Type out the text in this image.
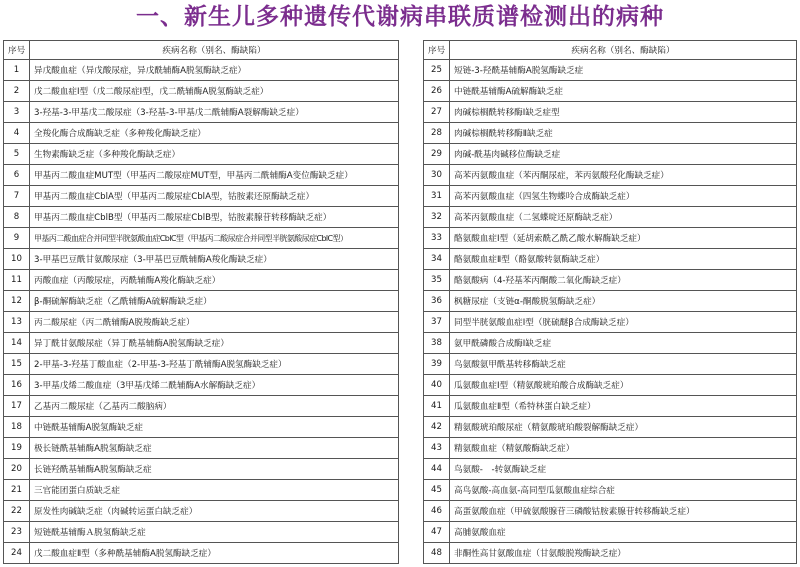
一、新生儿多种遗传代谢病串联质谱检测出的病种
序号	疾病名称（别名、酶缺陷）
1	异戊酸血症（异戊酸尿症，异戊酰辅酶A脱氢酶缺乏症）
2	戊二酸血症I型（戊二酸尿症I型，戊二酰辅酶A脱氢酶缺乏症）
3	3-羟基-3-甲基戊二酸尿症（3-羟基-3-甲基戊二酰辅酶A裂解酶缺乏症）
4	全羧化酶合成酶缺乏症（多种羧化酶缺乏症）
5	生物素酶缺乏症（多种羧化酶缺乏症）
6	甲基丙二酸血症MUT型（甲基丙二酸尿症MUT型，甲基丙二酰辅酶A变位酶缺乏症）
7	甲基丙二酸血症CblA型（甲基丙二酸尿症CblA型，钴胺素还原酶缺乏症）
8	甲基丙二酸血症CblB型（甲基丙二酸尿症CblB型，钴胺素腺苷转移酶缺乏症）
9	甲基丙二酸血症合并同型半胱氨酸血症CblC型（甲基丙二酸尿症合并同型半胱氨酸尿症CblC型）
10	3-甲基巴豆酰甘氨酸尿症（3-甲基巴豆酰辅酶A羧化酶缺乏症）
11	丙酸血症（丙酸尿症，丙酰辅酶A羧化酶缺乏症）
12	β-酮硫解酶缺乏症（乙酰辅酶A硫解酶缺乏症）
13	丙二酸尿症（丙二酰辅酶A脱羧酶缺乏症）
14	异丁酰甘氨酸尿症（异丁酰基辅酶A脱氢酶缺乏症）
15	2-甲基-3-羟基丁酸血症（2-甲基-3-羟基丁酰辅酶A脱氢酶缺乏症）
16	3-甲基戊烯二酸血症（3甲基戊烯二酰辅酶A水解酶缺乏症）
17	乙基丙二酸尿症（乙基丙二酸脑病）
18	中链酰基辅酶A脱氢酶缺乏症
19	极长链酰基辅酶A脱氢酶缺乏症
20	长链羟酰基辅酶A脱氢酶缺乏症
21	三官能团蛋白质缺乏症
22	原发性肉碱缺乏症（肉碱转运蛋白缺乏症）
23	短链酰基辅酶Ａ脱氢酶缺乏症
24	戊二酸血症Ⅱ型（多种酰基辅酶A脱氢酶缺乏症）
序号	疾病名称（别名、酶缺陷）
25	短链-3-羟酰基辅酶A脱氢酶缺乏症
26	中链酰基辅酶A硫解酶缺乏症
27	肉碱棕榈酰转移酶Ⅰ缺乏症型
28	肉碱棕榈酰转移酶Ⅱ缺乏症
29	肉碱-酰基肉碱移位酶缺乏症
30	高苯丙氨酸血症（苯丙酮尿症，苯丙氨酸羟化酶缺乏症）
31	高苯丙氨酸血症（四氢生物蝶呤合成酶缺乏症）
32	高苯丙氨酸血症（二氢蝶啶还原酶缺乏症）
33	酪氨酸血症Ⅰ型（延胡索酰乙酰乙酸水解酶缺乏症）
34	酪氨酸血症Ⅱ型（酪氨酸转氨酶缺乏症）
35	酪氨酸病（4-羟基苯丙酮酸二氧化酶缺乏症）
36	枫糖尿症（支链α-酮酸脱氢酶缺乏症）
37	同型半胱氨酸血症I型（胱硫醚β合成酶缺乏症）
38	氨甲酰磷酸合成酶Ⅰ缺乏症
39	鸟氨酸氨甲酰基转移酶缺乏症
40	瓜氨酸血症Ⅰ型（精氨酸琥珀酸合成酶缺乏症）
41	瓜氨酸血症Ⅱ型（希特林蛋白缺乏症）
42	精氨酸琥珀酸尿症（精氨酸琥珀酸裂解酶缺乏症）
43	精氨酸血症（精氨酸酶缺乏症）
44	鸟氨酸-　-转氨酶缺乏症
45	高鸟氨酸-高血氨-高同型瓜氨酸血症综合症
46	高蛋氨酸血症（甲硫氨酸腺苷三磷酸钴胺素腺苷转移酶缺乏症）
47	高脯氨酸血症
48	非酮性高甘氨酸血症（甘氨酸脱羧酶缺乏症）
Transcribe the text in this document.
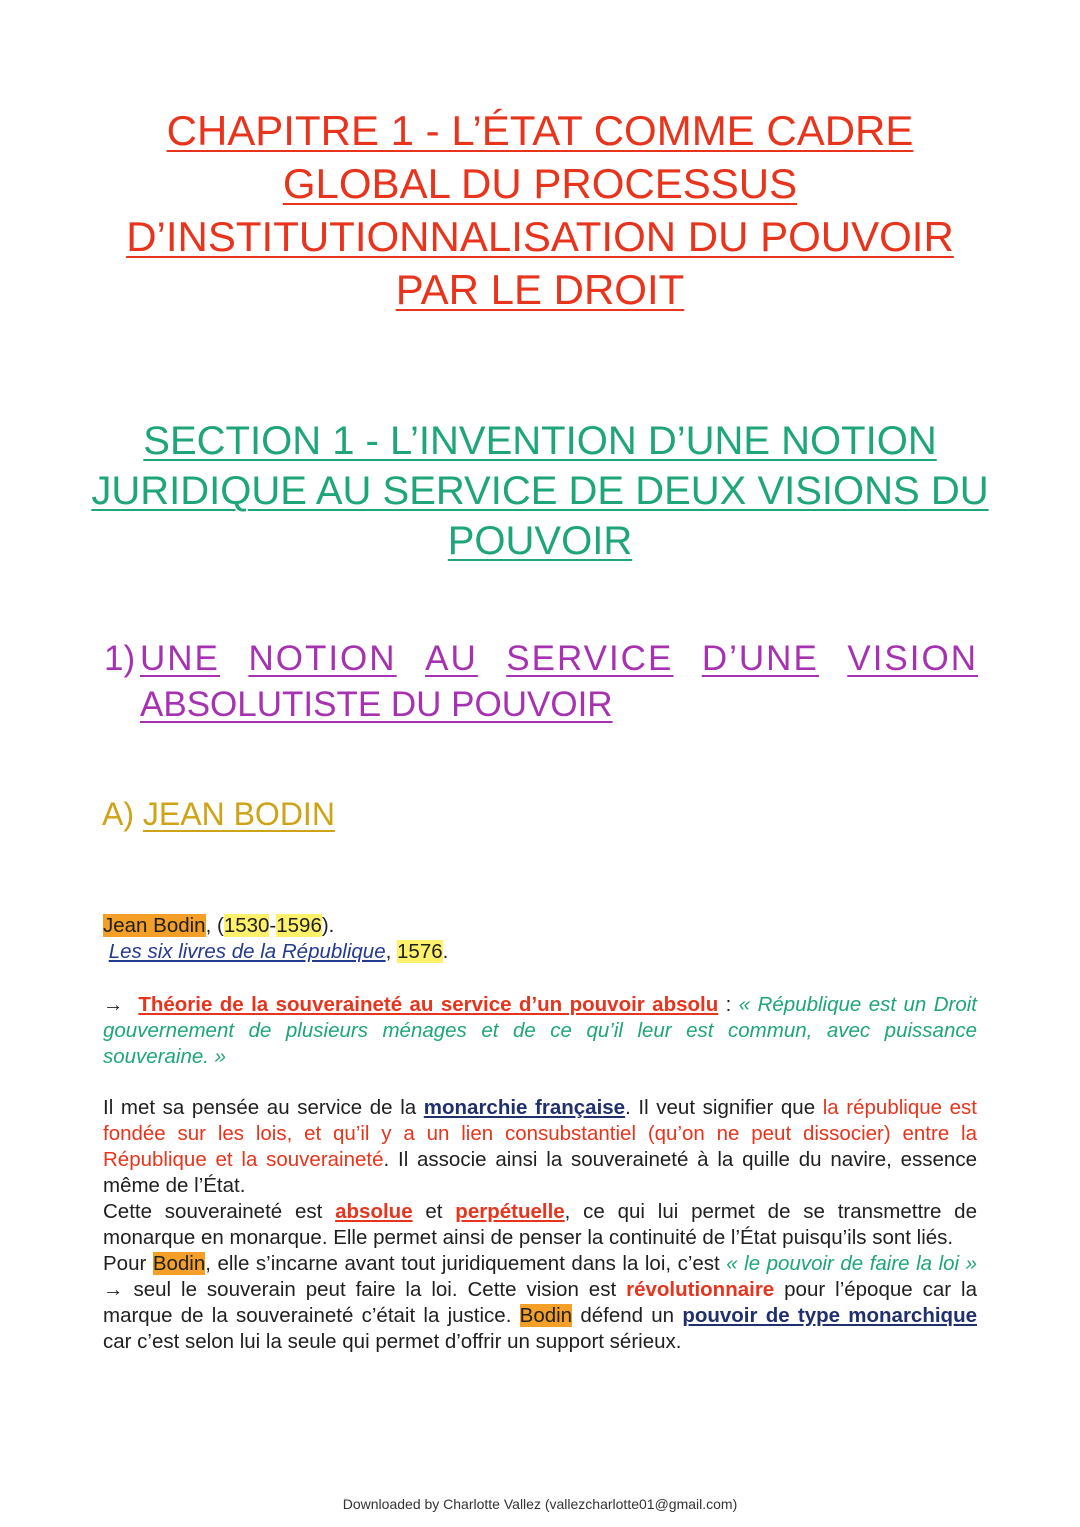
CHAPITRE 1 - L’ÉTAT COMME CADRE
GLOBAL DU PROCESSUS
D’INSTITUTIONNALISATION DU POUVOIR
PAR LE DROIT
SECTION 1 - L’INVENTION D’UNE NOTION
JURIDIQUE AU SERVICE DE DEUX VISIONS DU
POUVOIR
1) UNE NOTION AU SERVICE D’UNE VISION
ABSOLUTISTE DU POUVOIR
A) JEAN BODIN
Jean Bodin, (1530-1596).
Les six livres de la République, 1576.
→ Théorie de la souveraineté au service d’un pouvoir absolu : « République est un Droit gouvernement de plusieurs ménages et de ce qu’il leur est commun, avec puissance souveraine. »
Il met sa pensée au service de la monarchie française. Il veut signifier que la république est fondée sur les lois, et qu’il y a un lien consubstantiel (qu’on ne peut dissocier) entre la République et la souveraineté. Il associe ainsi la souveraineté à la quille du navire, essence même de l’État.
Cette souveraineté est absolue et perpétuelle, ce qui lui permet de se transmettre de monarque en monarque. Elle permet ainsi de penser la continuité de l’État puisqu’ils sont liés.
Pour Bodin, elle s’incarne avant tout juridiquement dans la loi, c’est « le pouvoir de faire la loi » → seul le souverain peut faire la loi. Cette vision est révolutionnaire pour l’époque car la marque de la souveraineté c’était la justice. Bodin défend un pouvoir de type monarchique car c’est selon lui la seule qui permet d’offrir un support sérieux.
Downloaded by Charlotte Vallez (vallezcharlotte01@gmail.com)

Directions —
Transcribe every line from the records above without alteration, and leave out the images.

Expected output —
Type out the text in this image.
一、新生儿多种遗传代谢病串联质谱检测出的病种
序号	疾病名称（别名、酶缺陷）
1	异戊酸血症（异戊酸尿症，异戊酰辅酶A脱氢酶缺乏症）
2	戊二酸血症I型（戊二酸尿症I型，戊二酰辅酶A脱氢酶缺乏症）
3	3-羟基-3-甲基戊二酸尿症（3-羟基-3-甲基戊二酰辅酶A裂解酶缺乏症）
4	全羧化酶合成酶缺乏症（多种羧化酶缺乏症）
5	生物素酶缺乏症（多种羧化酶缺乏症）
6	甲基丙二酸血症MUT型（甲基丙二酸尿症MUT型，甲基丙二酰辅酶A变位酶缺乏症）
7	甲基丙二酸血症CblA型（甲基丙二酸尿症CblA型，钴胺素还原酶缺乏症）
8	甲基丙二酸血症CblB型（甲基丙二酸尿症CblB型，钴胺素腺苷转移酶缺乏症）
9	甲基丙二酸血症合并同型半胱氨酸血症CblC型（甲基丙二酸尿症合并同型半胱氨酸尿症CblC型）
10	3-甲基巴豆酰甘氨酸尿症（3-甲基巴豆酰辅酶A羧化酶缺乏症）
11	丙酸血症（丙酸尿症，丙酰辅酶A羧化酶缺乏症）
12	β-酮硫解酶缺乏症（乙酰辅酶A硫解酶缺乏症）
13	丙二酸尿症（丙二酰辅酶A脱羧酶缺乏症）
14	异丁酰甘氨酸尿症（异丁酰基辅酶A脱氢酶缺乏症）
15	2-甲基-3-羟基丁酸血症（2-甲基-3-羟基丁酰辅酶A脱氢酶缺乏症）
16	3-甲基戊烯二酸血症（3甲基戊烯二酰辅酶A水解酶缺乏症）
17	乙基丙二酸尿症（乙基丙二酸脑病）
18	中链酰基辅酶A脱氢酶缺乏症
19	极长链酰基辅酶A脱氢酶缺乏症
20	长链羟酰基辅酶A脱氢酶缺乏症
21	三官能团蛋白质缺乏症
22	原发性肉碱缺乏症（肉碱转运蛋白缺乏症）
23	短链酰基辅酶Ａ脱氢酶缺乏症
24	戊二酸血症Ⅱ型（多种酰基辅酶A脱氢酶缺乏症）
序号	疾病名称（别名、酶缺陷）
25	短链-3-羟酰基辅酶A脱氢酶缺乏症
26	中链酰基辅酶A硫解酶缺乏症
27	肉碱棕榈酰转移酶Ⅰ缺乏症型
28	肉碱棕榈酰转移酶Ⅱ缺乏症
29	肉碱-酰基肉碱移位酶缺乏症
30	高苯丙氨酸血症（苯丙酮尿症，苯丙氨酸羟化酶缺乏症）
31	高苯丙氨酸血症（四氢生物蝶呤合成酶缺乏症）
32	高苯丙氨酸血症（二氢蝶啶还原酶缺乏症）
33	酪氨酸血症Ⅰ型（延胡索酰乙酰乙酸水解酶缺乏症）
34	酪氨酸血症Ⅱ型（酪氨酸转氨酶缺乏症）
35	酪氨酸病（4-羟基苯丙酮酸二氧化酶缺乏症）
36	枫糖尿症（支链α-酮酸脱氢酶缺乏症）
37	同型半胱氨酸血症I型（胱硫醚β合成酶缺乏症）
38	氨甲酰磷酸合成酶Ⅰ缺乏症
39	鸟氨酸氨甲酰基转移酶缺乏症
40	瓜氨酸血症Ⅰ型（精氨酸琥珀酸合成酶缺乏症）
41	瓜氨酸血症Ⅱ型（希特林蛋白缺乏症）
42	精氨酸琥珀酸尿症（精氨酸琥珀酸裂解酶缺乏症）
43	精氨酸血症（精氨酸酶缺乏症）
44	鸟氨酸-　-转氨酶缺乏症
45	高鸟氨酸-高血氨-高同型瓜氨酸血症综合症
46	高蛋氨酸血症（甲硫氨酸腺苷三磷酸钴胺素腺苷转移酶缺乏症）
47	高脯氨酸血症
48	非酮性高甘氨酸血症（甘氨酸脱羧酶缺乏症）
Transcribe the text in this document.
CHAPITRE 1 - L’ÉTAT COMME CADRE
GLOBAL DU PROCESSUS
D’INSTITUTIONNALISATION DU POUVOIR
PAR LE DROIT
SECTION 1 - L’INVENTION D’UNE NOTION
JURIDIQUE AU SERVICE DE DEUX VISIONS DU
POUVOIR
1) UNE NOTION AU SERVICE D’UNE VISION
ABSOLUTISTE DU POUVOIR
A) JEAN BODIN
Jean Bodin, (1530-1596).
Les six livres de la République, 1576.
→ Théorie de la souveraineté au service d’un pouvoir absolu : « République est un Droit gouvernement de plusieurs ménages et de ce qu’il leur est commun, avec puissance souveraine. »
Il met sa pensée au service de la monarchie française. Il veut signifier que la république est fondée sur les lois, et qu’il y a un lien consubstantiel (qu’on ne peut dissocier) entre la République et la souveraineté. Il associe ainsi la souveraineté à la quille du navire, essence même de l’État.
Cette souveraineté est absolue et perpétuelle, ce qui lui permet de se transmettre de monarque en monarque. Elle permet ainsi de penser la continuité de l’État puisqu’ils sont liés.
Pour Bodin, elle s’incarne avant tout juridiquement dans la loi, c’est « le pouvoir de faire la loi » → seul le souverain peut faire la loi. Cette vision est révolutionnaire pour l’époque car la marque de la souveraineté c’était la justice. Bodin défend un pouvoir de type monarchique car c’est selon lui la seule qui permet d’offrir un support sérieux.
Downloaded by Charlotte Vallez (vallezcharlotte01@gmail.com)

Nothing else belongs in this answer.